**SOURCE TEXT**
....

Landscape designer Ian Robertson once gave a talk at the annual spring seminar that Colonial Williamsburg sponsors.

His theme was the English influence on gardens in America.

One of the English writers he mentioned as  important for gardeners during the colonial period was the English poet Alexander Pope.

I just read  Morris Brownell’s book on Pope Alexander Pope and the Arts of  Georgian England to get some background on him and the influence he had over the emerging 18th century English landscape garden.

Brownell writes that “The important innovations in landscape design in the early eighteenth century were the work of amateurs, of which Pope is the outstanding example.”

[left: Alexander Pope, English poet and landscape designer] 

It was Pope who encouraged the new natural landscape, distinguished from the older formal, clipped look borrowed from the French and Dutch..  Brownell writes: “The distinguishing mark of the design at Twickenham [Pope’s own property near London] from the outset was picturesque.”

So when the colonists arrived, the English gardenists, like Pope, helped define  how the garden should look.

....

**RECORD LIST**
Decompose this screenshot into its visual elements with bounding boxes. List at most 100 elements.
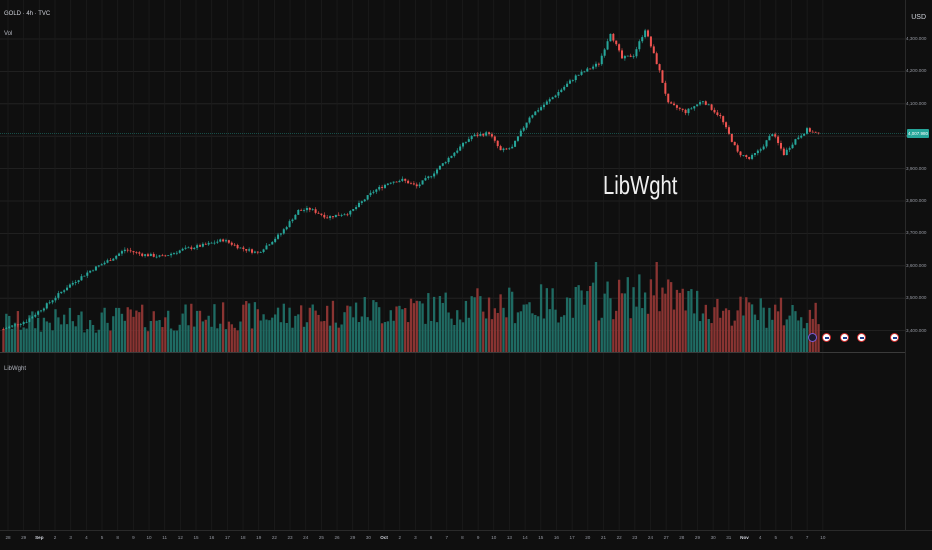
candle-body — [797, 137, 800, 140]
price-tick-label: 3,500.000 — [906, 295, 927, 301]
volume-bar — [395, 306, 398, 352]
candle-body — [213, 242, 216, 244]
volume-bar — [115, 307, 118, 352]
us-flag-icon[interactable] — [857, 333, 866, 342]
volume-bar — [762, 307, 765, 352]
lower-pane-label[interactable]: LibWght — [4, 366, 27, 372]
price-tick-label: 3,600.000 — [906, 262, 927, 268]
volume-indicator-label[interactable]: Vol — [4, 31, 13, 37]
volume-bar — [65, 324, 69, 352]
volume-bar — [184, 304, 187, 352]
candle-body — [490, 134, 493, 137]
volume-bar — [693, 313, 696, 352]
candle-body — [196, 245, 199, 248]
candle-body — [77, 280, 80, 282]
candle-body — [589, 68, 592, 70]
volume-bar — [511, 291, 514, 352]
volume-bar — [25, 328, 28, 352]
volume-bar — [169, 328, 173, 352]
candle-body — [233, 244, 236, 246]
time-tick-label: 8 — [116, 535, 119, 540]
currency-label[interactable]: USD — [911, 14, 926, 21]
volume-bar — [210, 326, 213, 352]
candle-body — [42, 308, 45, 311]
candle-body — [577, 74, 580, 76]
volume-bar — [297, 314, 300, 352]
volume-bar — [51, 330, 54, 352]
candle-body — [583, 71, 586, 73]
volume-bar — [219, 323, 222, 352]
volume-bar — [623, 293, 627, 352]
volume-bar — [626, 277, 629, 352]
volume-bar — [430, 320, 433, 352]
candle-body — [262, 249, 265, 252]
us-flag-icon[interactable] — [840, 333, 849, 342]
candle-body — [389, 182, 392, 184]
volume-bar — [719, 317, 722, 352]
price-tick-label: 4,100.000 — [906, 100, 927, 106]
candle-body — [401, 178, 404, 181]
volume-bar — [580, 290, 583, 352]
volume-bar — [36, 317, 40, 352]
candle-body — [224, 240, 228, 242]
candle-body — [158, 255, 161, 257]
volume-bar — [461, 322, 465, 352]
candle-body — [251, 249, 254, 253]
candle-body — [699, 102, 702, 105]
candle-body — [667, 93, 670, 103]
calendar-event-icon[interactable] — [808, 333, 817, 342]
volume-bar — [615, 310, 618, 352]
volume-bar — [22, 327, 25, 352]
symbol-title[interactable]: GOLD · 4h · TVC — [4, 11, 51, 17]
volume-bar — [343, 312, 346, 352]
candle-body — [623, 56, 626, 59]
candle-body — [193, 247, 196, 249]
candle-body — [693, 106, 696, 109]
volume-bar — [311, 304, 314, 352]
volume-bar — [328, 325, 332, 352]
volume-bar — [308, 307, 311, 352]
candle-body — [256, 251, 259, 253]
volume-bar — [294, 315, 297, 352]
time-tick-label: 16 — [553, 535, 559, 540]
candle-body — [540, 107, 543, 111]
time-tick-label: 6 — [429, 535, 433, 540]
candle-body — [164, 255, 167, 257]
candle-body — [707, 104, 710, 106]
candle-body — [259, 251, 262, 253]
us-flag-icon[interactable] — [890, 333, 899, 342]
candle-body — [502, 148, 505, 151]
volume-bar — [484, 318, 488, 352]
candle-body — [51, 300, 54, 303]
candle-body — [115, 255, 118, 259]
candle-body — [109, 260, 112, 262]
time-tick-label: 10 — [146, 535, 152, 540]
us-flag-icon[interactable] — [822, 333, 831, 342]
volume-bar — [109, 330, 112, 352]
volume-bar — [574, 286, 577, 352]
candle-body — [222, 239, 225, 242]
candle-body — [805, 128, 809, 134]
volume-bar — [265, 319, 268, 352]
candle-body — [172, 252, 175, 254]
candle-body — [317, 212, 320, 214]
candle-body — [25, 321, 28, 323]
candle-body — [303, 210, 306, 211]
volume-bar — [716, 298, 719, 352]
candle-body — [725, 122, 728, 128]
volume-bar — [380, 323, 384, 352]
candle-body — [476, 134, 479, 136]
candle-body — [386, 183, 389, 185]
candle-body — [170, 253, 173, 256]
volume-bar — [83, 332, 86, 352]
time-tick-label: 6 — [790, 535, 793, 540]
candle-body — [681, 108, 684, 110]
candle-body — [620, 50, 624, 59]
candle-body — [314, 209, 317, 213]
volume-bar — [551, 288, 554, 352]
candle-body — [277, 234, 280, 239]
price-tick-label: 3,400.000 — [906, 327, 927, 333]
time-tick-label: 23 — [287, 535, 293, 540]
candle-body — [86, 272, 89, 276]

....

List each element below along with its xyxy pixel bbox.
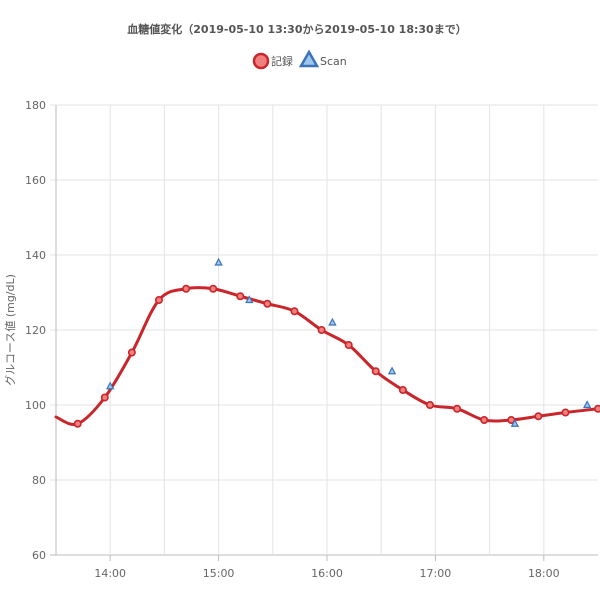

....

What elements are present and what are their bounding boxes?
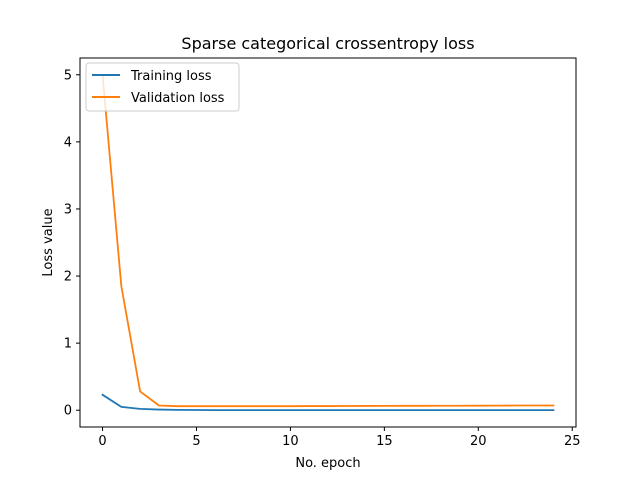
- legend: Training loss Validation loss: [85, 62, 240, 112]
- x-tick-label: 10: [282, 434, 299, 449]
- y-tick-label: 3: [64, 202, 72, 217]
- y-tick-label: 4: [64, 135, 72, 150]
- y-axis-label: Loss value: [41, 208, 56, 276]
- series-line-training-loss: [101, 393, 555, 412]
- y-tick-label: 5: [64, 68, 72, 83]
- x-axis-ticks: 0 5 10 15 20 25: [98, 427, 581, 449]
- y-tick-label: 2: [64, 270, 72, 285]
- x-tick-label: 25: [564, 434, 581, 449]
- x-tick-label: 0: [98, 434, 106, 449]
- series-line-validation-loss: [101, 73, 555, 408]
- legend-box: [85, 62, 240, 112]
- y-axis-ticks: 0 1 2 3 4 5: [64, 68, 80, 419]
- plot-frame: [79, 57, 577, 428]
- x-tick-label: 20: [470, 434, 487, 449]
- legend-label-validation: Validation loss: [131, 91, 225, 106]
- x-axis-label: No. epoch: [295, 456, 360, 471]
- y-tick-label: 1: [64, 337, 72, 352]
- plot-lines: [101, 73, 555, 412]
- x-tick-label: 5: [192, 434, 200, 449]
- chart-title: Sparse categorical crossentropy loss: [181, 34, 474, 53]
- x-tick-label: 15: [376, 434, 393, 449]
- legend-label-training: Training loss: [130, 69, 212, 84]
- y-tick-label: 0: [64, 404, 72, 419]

....

**WHAT IS ASKED**
- a) According to the passage on Alexander Pope, what was the distinguishing mark of the design at Twickenham from the outset?
- b) Please retype the passage on Alexander Pope from "It was Pope" up to and including "garden should look.".
Work only from the passage on Alexander Pope, not from the records.

**WORKED ANSWERS**
- a) It was picturesque.

- b)
It was Pope who encouraged the new natural landscape, distinguished from the older formal, clipped look borrowed from the French and Dutch..  Brownell writes: “The distinguishing mark of the design at Twickenham [Pope’s own property near London] from the outset was picturesque.”

So when the colonists arrived, the English gardenists, like Pope, helped define  how the garden should look.